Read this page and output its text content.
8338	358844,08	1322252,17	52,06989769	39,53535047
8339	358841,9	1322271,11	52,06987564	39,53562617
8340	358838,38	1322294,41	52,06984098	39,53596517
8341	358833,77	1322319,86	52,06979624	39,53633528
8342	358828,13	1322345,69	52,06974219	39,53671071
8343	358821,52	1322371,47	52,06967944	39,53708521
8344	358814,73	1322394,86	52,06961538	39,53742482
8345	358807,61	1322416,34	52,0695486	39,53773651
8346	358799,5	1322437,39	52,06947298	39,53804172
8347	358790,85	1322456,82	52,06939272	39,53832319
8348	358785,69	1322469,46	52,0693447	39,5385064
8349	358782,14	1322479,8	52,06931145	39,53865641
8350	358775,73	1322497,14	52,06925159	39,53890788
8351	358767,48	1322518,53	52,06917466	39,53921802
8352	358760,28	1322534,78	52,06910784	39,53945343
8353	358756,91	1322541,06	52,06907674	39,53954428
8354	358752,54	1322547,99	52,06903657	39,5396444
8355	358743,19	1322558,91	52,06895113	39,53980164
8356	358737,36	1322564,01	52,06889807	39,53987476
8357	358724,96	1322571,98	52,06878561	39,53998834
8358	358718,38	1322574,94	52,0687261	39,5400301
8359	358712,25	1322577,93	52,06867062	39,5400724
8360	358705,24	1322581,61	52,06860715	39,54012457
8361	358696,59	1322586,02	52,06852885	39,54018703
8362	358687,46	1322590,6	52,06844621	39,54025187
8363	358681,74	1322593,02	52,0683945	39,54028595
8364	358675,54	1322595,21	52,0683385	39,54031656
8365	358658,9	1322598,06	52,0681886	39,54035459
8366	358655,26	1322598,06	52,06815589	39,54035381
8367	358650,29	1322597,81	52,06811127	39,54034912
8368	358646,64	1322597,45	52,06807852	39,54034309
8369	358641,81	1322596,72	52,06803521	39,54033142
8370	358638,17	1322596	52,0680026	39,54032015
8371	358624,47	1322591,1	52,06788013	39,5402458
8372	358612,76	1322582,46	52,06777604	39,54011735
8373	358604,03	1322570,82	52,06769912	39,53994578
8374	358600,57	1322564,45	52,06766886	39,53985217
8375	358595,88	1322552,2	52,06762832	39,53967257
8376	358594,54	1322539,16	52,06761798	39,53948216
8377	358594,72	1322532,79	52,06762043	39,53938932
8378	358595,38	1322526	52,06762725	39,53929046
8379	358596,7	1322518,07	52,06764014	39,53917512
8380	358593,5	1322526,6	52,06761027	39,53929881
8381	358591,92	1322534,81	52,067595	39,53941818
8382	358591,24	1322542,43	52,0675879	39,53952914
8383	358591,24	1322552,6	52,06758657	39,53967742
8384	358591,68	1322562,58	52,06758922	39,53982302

*Written problem:*
Return the listing above in its exact form.

*Response to the task:*
Read this page and output its text content.
8338	358844,08	1322252,17	52,06989769	39,53535047
8339	358841,9	1322271,11	52,06987564	39,53562617
8340	358838,38	1322294,41	52,06984098	39,53596517
8341	358833,77	1322319,86	52,06979624	39,53633528
8342	358828,13	1322345,69	52,06974219	39,53671071
8343	358821,52	1322371,47	52,06967944	39,53708521
8344	358814,73	1322394,86	52,06961538	39,53742482
8345	358807,61	1322416,34	52,0695486	39,53773651
8346	358799,5	1322437,39	52,06947298	39,53804172
8347	358790,85	1322456,82	52,06939272	39,53832319
8348	358785,69	1322469,46	52,0693447	39,5385064
8349	358782,14	1322479,8	52,06931145	39,53865641
8350	358775,73	1322497,14	52,06925159	39,53890788
8351	358767,48	1322518,53	52,06917466	39,53921802
8352	358760,28	1322534,78	52,06910784	39,53945343
8353	358756,91	1322541,06	52,06907674	39,53954428
8354	358752,54	1322547,99	52,06903657	39,5396444
8355	358743,19	1322558,91	52,06895113	39,53980164
8356	358737,36	1322564,01	52,06889807	39,53987476
8357	358724,96	1322571,98	52,06878561	39,53998834
8358	358718,38	1322574,94	52,0687261	39,5400301
8359	358712,25	1322577,93	52,06867062	39,5400724
8360	358705,24	1322581,61	52,06860715	39,54012457
8361	358696,59	1322586,02	52,06852885	39,54018703
8362	358687,46	1322590,6	52,06844621	39,54025187
8363	358681,74	1322593,02	52,0683945	39,54028595
8364	358675,54	1322595,21	52,0683385	39,54031656
8365	358658,9	1322598,06	52,0681886	39,54035459
8366	358655,26	1322598,06	52,06815589	39,54035381
8367	358650,29	1322597,81	52,06811127	39,54034912
8368	358646,64	1322597,45	52,06807852	39,54034309
8369	358641,81	1322596,72	52,06803521	39,54033142
8370	358638,17	1322596	52,0680026	39,54032015
8371	358624,47	1322591,1	52,06788013	39,5402458
8372	358612,76	1322582,46	52,06777604	39,54011735
8373	358604,03	1322570,82	52,06769912	39,53994578
8374	358600,57	1322564,45	52,06766886	39,53985217
8375	358595,88	1322552,2	52,06762832	39,53967257
8376	358594,54	1322539,16	52,06761798	39,53948216
8377	358594,72	1322532,79	52,06762043	39,53938932
8378	358595,38	1322526	52,06762725	39,53929046
8379	358596,7	1322518,07	52,06764014	39,53917512
8380	358593,5	1322526,6	52,06761027	39,53929881
8381	358591,92	1322534,81	52,067595	39,53941818
8382	358591,24	1322542,43	52,0675879	39,53952914
8383	358591,24	1322552,6	52,06758657	39,53967742
8384	358591,68	1322562,58	52,06758922	39,53982302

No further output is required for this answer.